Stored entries

———

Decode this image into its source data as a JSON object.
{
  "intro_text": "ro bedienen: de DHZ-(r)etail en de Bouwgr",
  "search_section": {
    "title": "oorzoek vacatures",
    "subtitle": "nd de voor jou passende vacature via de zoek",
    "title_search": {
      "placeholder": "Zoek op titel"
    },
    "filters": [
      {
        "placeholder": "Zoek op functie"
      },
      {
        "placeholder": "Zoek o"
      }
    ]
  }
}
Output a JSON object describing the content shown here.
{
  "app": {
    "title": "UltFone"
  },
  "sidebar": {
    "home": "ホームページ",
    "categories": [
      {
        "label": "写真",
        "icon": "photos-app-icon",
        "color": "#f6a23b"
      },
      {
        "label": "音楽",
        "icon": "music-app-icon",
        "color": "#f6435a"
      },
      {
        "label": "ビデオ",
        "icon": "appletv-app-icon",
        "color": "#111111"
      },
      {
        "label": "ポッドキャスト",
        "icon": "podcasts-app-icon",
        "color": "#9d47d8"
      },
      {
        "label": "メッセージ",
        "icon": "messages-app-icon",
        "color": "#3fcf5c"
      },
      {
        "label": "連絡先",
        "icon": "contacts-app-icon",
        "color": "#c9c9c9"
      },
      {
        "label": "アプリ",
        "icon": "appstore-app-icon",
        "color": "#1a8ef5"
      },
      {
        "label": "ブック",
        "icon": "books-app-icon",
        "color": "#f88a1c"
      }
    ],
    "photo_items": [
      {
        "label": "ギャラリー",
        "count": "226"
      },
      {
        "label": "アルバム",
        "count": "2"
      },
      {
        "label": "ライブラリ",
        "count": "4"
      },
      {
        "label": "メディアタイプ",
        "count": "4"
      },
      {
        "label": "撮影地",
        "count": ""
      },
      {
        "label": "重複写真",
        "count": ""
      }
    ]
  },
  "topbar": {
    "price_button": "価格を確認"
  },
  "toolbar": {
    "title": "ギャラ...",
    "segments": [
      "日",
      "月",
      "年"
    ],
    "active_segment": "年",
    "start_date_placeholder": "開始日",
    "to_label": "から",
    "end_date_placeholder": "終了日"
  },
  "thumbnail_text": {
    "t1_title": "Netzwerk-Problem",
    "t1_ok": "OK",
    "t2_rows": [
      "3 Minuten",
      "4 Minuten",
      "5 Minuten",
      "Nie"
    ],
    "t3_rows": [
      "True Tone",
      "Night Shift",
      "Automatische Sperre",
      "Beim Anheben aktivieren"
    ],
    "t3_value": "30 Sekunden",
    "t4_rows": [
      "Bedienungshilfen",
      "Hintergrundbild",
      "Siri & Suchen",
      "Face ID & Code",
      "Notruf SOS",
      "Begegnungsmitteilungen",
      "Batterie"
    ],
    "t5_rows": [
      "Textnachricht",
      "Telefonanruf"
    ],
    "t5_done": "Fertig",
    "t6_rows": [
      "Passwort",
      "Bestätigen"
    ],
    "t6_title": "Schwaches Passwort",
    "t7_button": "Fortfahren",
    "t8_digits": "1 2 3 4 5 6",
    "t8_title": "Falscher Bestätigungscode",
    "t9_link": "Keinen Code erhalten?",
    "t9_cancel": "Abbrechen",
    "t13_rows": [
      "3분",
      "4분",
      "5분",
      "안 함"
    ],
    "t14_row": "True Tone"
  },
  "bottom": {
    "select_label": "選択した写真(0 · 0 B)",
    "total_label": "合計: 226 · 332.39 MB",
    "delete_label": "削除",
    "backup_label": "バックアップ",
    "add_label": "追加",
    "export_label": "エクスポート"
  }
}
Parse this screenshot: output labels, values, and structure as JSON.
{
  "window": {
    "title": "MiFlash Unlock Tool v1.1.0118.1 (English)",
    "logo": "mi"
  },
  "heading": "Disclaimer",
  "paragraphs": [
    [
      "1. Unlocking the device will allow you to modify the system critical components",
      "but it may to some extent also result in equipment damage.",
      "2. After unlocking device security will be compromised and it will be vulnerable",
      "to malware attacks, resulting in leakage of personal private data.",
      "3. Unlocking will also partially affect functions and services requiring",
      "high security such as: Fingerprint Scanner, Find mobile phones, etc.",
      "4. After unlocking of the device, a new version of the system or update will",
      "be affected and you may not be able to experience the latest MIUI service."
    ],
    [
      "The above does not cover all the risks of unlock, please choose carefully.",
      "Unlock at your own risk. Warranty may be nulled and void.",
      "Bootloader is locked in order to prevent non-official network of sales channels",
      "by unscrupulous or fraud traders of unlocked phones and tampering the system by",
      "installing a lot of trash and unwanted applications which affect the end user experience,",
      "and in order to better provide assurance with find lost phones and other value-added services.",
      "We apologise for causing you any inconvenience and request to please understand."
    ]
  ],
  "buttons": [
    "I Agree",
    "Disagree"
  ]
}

———

## [What to do]
Keep only those lines of the records that hold "system", and return them.

## [Worked solution]
      "1. Unlocking the device will allow you to modify the system critical components",
      "4. After unlocking of the device, a new version of the system or update will",
      "by unscrupulous or fraud traders of unlocked phones and tampering the system by",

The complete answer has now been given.